# [Exercise aim]
Collect every line of the records below that contains the word "battery".

# [Supplied information]
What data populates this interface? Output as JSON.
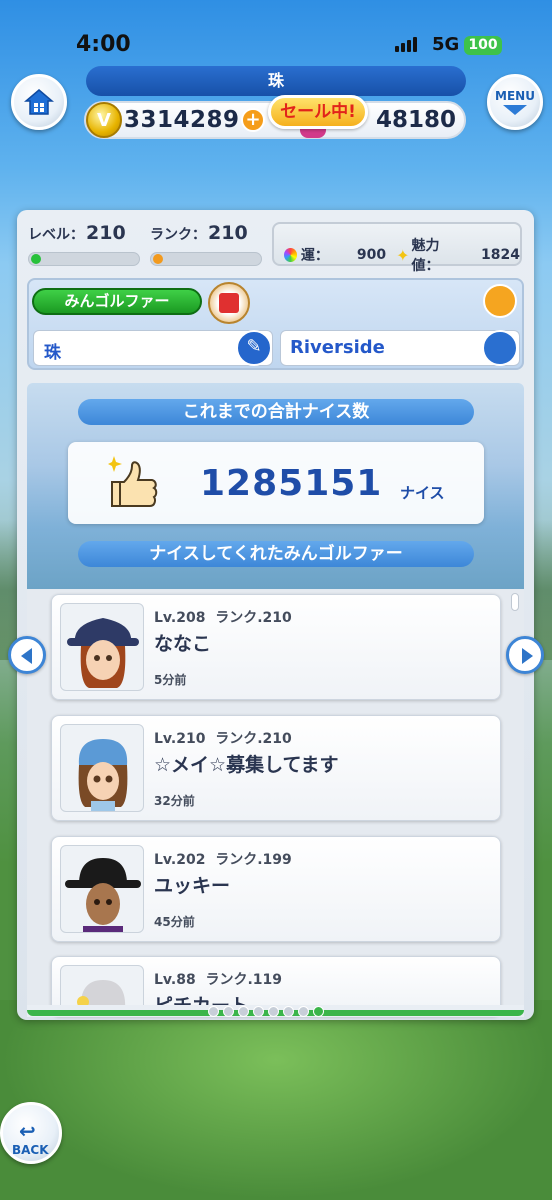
{
  "status_bar": {
    "time": "4:00",
    "network": "5G",
    "battery": "100"
  },
  "header": {
    "player_name": "珠",
    "coins": "3314289",
    "plus": "+",
    "sale_badge": "セール中!",
    "gems": "48180",
    "menu_label": "MENU"
  },
  "stats": {
    "level_label": "レベル：",
    "level": "210",
    "rank_label": "ランク：",
    "rank": "210",
    "luck_label": "運：",
    "luck": "900",
    "charm_label": "魅力値：",
    "charm": "1824"
  },
  "profile": {
    "title_badge": "みんゴルファー",
    "name": "珠",
    "club": "Riverside"
  },
  "nice": {
    "heading": "これまでの合計ナイス数",
    "total": "1285151",
    "unit": "ナイス",
    "list_heading": "ナイスしてくれたみんゴルファー"
  },
  "players": [
    {
      "lv": "Lv.208",
      "rank": "ランク.210",
      "name": "ななこ",
      "ago": "5分前"
    },
    {
      "lv": "Lv.210",
      "rank": "ランク.210",
      "name": "☆メイ☆募集してます",
      "ago": "32分前"
    },
    {
      "lv": "Lv.202",
      "rank": "ランク.199",
      "name": "ユッキー",
      "ago": "45分前"
    },
    {
      "lv": "Lv.88",
      "rank": "ランク.119",
      "name": "ピチカート",
      "ago": ""
    }
  ],
  "pagination": {
    "total": 7,
    "current": 7
  },
  "footer": {
    "back_label": "BACK"
  }
}
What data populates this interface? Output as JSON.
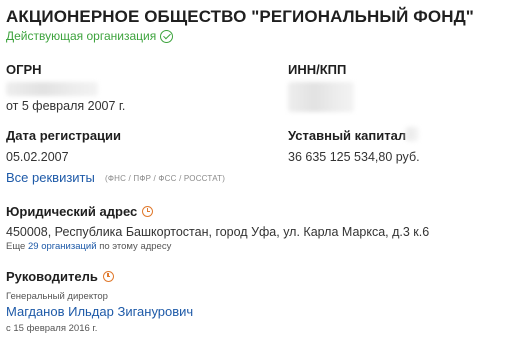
{
  "company": {
    "title": "АКЦИОНЕРНОЕ ОБЩЕСТВО \"РЕГИОНАЛЬНЫЙ ФОНД\"",
    "status": "Действующая организация"
  },
  "ogrn": {
    "label": "ОГРН",
    "date": "от 5 февраля 2007 г."
  },
  "inn_kpp": {
    "label": "ИНН/КПП"
  },
  "registration": {
    "label": "Дата регистрации",
    "value": "05.02.2007"
  },
  "capital": {
    "label": "Уставный капитал",
    "value": "36 635 125 534,80 руб."
  },
  "requisites": {
    "link": "Все реквизиты",
    "sources": "(ФНС / ПФР / ФСС / РОССТАТ)"
  },
  "address": {
    "label": "Юридический адрес",
    "value": "450008, Республика Башкортостан, город Уфа, ул. Карла Маркса, д.3 к.6",
    "more_prefix": "Еще",
    "more_link": "29 организаций",
    "more_suffix": "по этому адресу"
  },
  "director": {
    "label": "Руководитель",
    "position": "Генеральный директор",
    "name": "Магданов Ильдар Зиганурович",
    "since": "с 15 февраля 2016 г."
  },
  "colors": {
    "status_green": "#3da33d",
    "link_blue": "#1e5aa8",
    "clock_orange": "#e07a2e"
  },
  "icons": [
    "check-circle-icon",
    "clock-icon"
  ]
}
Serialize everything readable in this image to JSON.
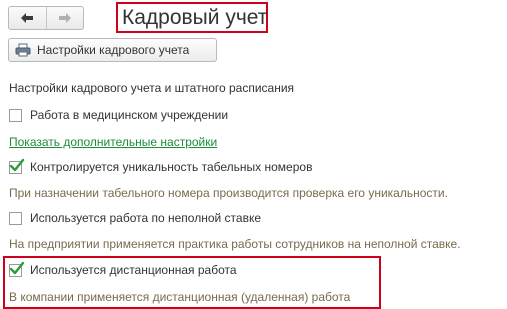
{
  "nav": {
    "back_icon": "arrow-left-icon",
    "forward_icon": "arrow-right-icon"
  },
  "header": {
    "title": "Кадровый учет"
  },
  "toolbar": {
    "settings_button_label": "Настройки кадрового учета",
    "settings_icon": "printer-settings-icon"
  },
  "section": {
    "title": "Настройки кадрового учета и штатного расписания"
  },
  "options": {
    "medical": {
      "label": "Работа в медицинском учреждении",
      "checked": false
    },
    "show_more_link": "Показать дополнительные настройки",
    "unique_numbers": {
      "label": "Контролируется уникальность табельных номеров",
      "checked": true,
      "hint": "При назначении табельного номера производится проверка его уникальности."
    },
    "part_time": {
      "label": "Используется работа по неполной ставке",
      "checked": false,
      "hint": "На предприятии применяется практика работы сотрудников на неполной ставке."
    },
    "remote": {
      "label": "Используется дистанционная работа",
      "checked": true,
      "hint": "В компании применяется дистанционная (удаленная) работа"
    }
  },
  "colors": {
    "highlight": "#d0021b",
    "link": "#1d8b3e",
    "checkmark": "#2a9d3a",
    "hint": "#7a6a4d"
  }
}
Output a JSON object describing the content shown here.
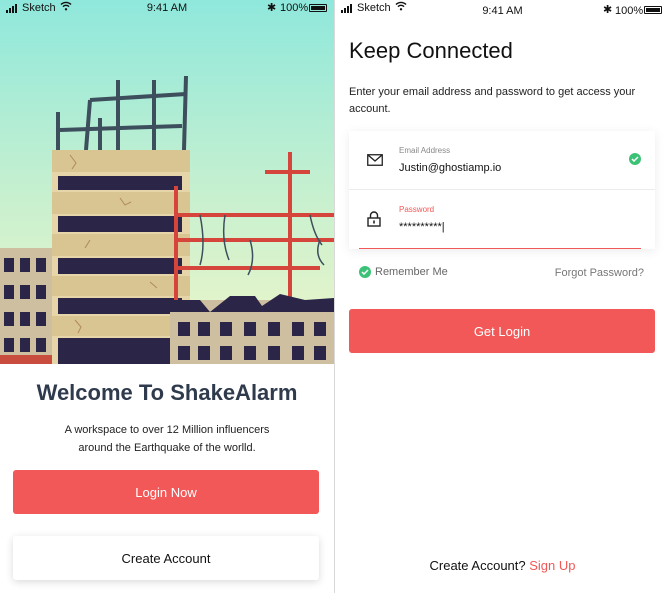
{
  "status_bar": {
    "carrier": "Sketch",
    "time": "9:41 AM",
    "battery": "100%",
    "icons": [
      "signal-icon",
      "wifi-icon",
      "bluetooth-icon",
      "battery-icon"
    ]
  },
  "welcome_screen": {
    "title": "Welcome To ShakeAlarm",
    "subtitle_line1": "A workspace to over 12 Million influencers",
    "subtitle_line2": "around the Earthquake of the worlld.",
    "login_button": "Login Now",
    "create_account_button": "Create Account"
  },
  "login_screen": {
    "title": "Keep Connected",
    "subtitle": "Enter your email address and password to get access your account.",
    "email": {
      "label": "Email Address",
      "value": "Justin@ghostiamp.io",
      "icon": "mail-icon",
      "valid": true
    },
    "password": {
      "label": "Password",
      "value": "**********|",
      "icon": "lock-icon"
    },
    "remember_me": "Remember Me",
    "remember_checked": true,
    "forgot_password": "Forgot Password?",
    "login_button": "Get Login",
    "signup_prompt": "Create Account?",
    "signup_link": "Sign Up"
  },
  "colors": {
    "accent": "#f25857",
    "success": "#3cc276",
    "title_dark": "#2f3b4d"
  }
}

# [Output]
    "battery": "100"
    "battery": "100%",
      "battery-icon"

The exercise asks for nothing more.